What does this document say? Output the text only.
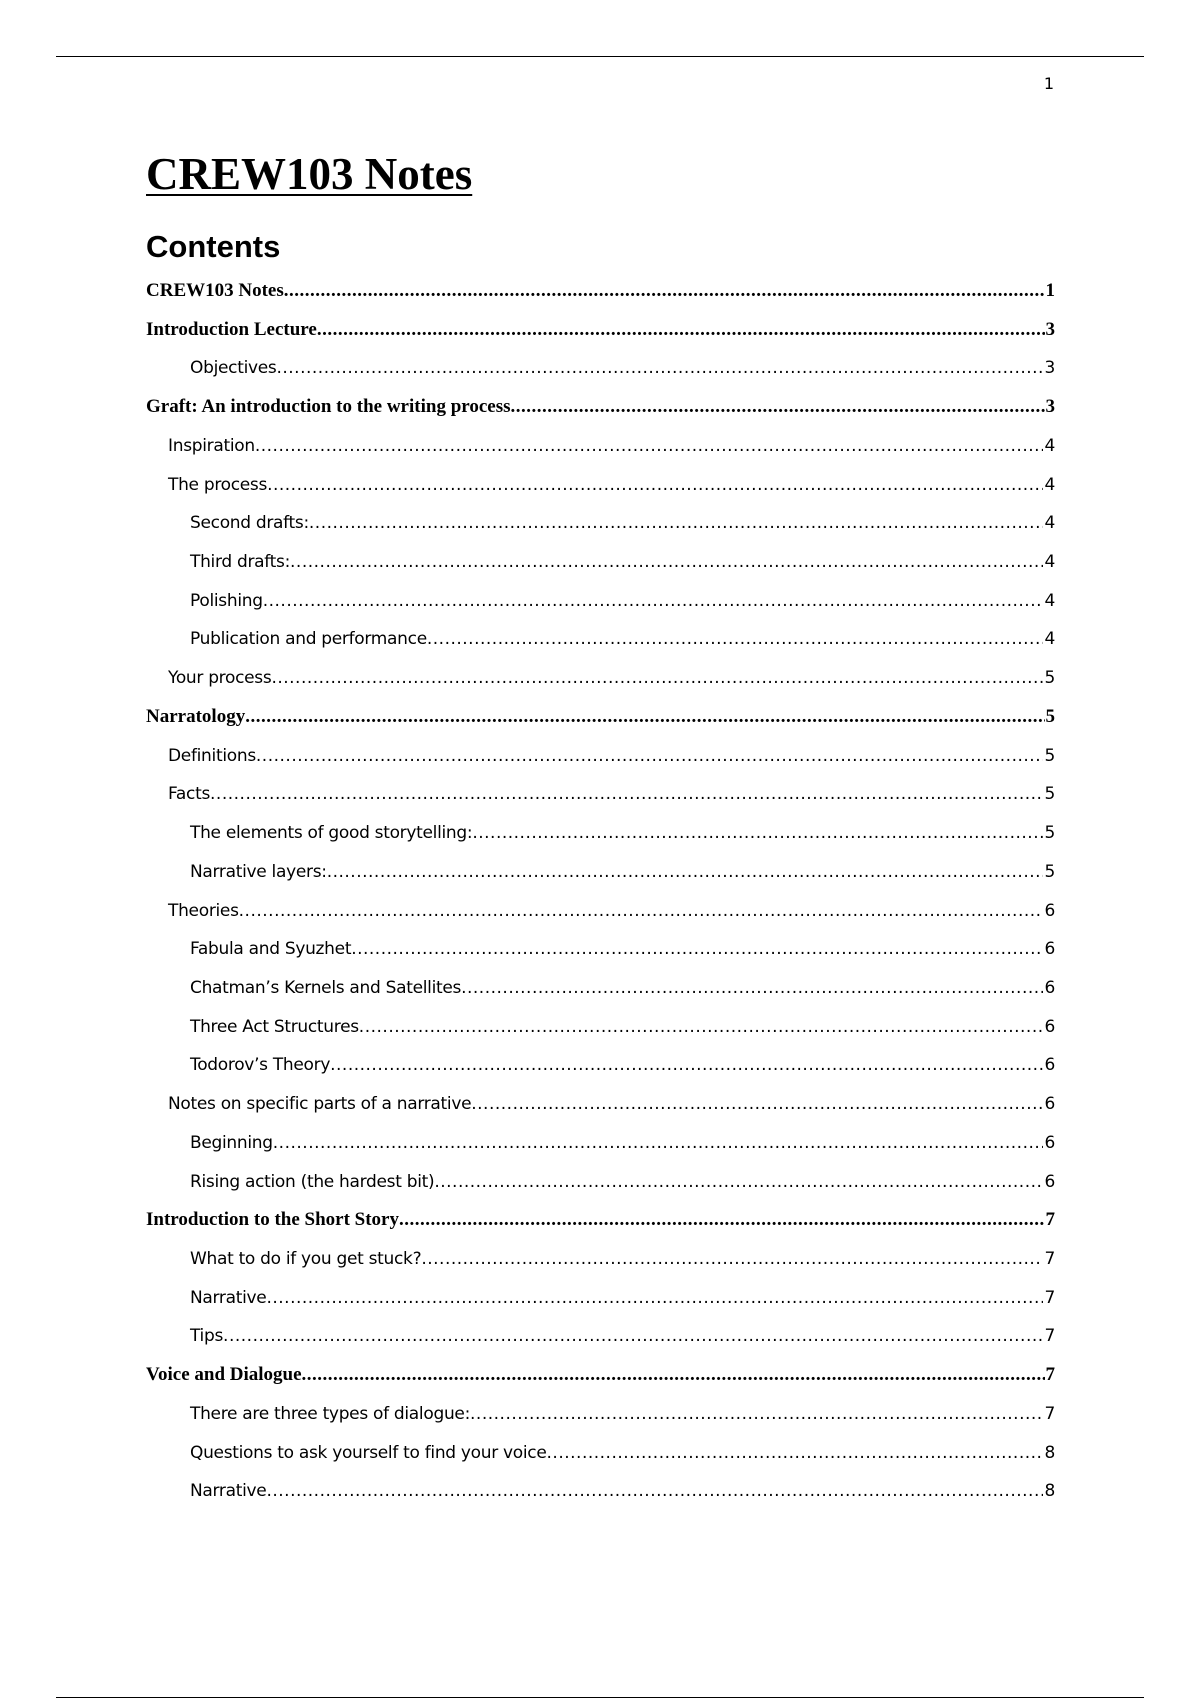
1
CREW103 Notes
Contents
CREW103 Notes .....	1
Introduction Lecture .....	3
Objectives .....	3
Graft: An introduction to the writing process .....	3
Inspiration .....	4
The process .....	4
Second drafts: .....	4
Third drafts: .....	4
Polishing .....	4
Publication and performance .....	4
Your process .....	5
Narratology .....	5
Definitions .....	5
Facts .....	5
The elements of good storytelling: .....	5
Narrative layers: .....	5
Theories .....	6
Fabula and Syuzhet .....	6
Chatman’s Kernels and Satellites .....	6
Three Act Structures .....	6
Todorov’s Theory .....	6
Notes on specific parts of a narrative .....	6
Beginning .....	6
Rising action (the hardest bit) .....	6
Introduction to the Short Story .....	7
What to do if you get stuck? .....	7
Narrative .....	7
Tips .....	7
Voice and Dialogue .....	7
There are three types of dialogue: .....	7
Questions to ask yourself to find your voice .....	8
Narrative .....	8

§ **Problem description**: Look through the listing and extract every line with "process" in it.

§ **Output for this task**:
Graft: An introduction to the writing process .....	3
The process .....	4
Your process .....	5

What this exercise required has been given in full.